REQUIREMENT = Find each line with the string "Edura" and report it.
— BEGIN THE RECORDS —
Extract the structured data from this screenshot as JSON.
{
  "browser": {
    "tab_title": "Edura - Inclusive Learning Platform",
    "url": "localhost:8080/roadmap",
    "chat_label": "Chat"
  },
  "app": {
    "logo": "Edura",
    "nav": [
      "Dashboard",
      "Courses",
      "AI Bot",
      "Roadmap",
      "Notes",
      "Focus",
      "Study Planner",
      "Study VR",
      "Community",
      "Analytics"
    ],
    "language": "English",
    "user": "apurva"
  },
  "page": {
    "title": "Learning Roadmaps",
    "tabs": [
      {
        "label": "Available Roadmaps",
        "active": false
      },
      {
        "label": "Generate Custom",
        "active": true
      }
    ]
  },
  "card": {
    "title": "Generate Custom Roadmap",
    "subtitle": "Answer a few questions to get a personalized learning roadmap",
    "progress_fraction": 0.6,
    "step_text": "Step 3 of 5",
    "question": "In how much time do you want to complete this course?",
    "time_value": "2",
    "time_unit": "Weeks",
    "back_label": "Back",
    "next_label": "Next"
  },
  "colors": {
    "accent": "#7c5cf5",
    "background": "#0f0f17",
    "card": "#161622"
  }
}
— END THE RECORDS —
COMPLETE ANSWER =
    "tab_title": "Edura - Inclusive Learning Platform",
    "logo": "Edura",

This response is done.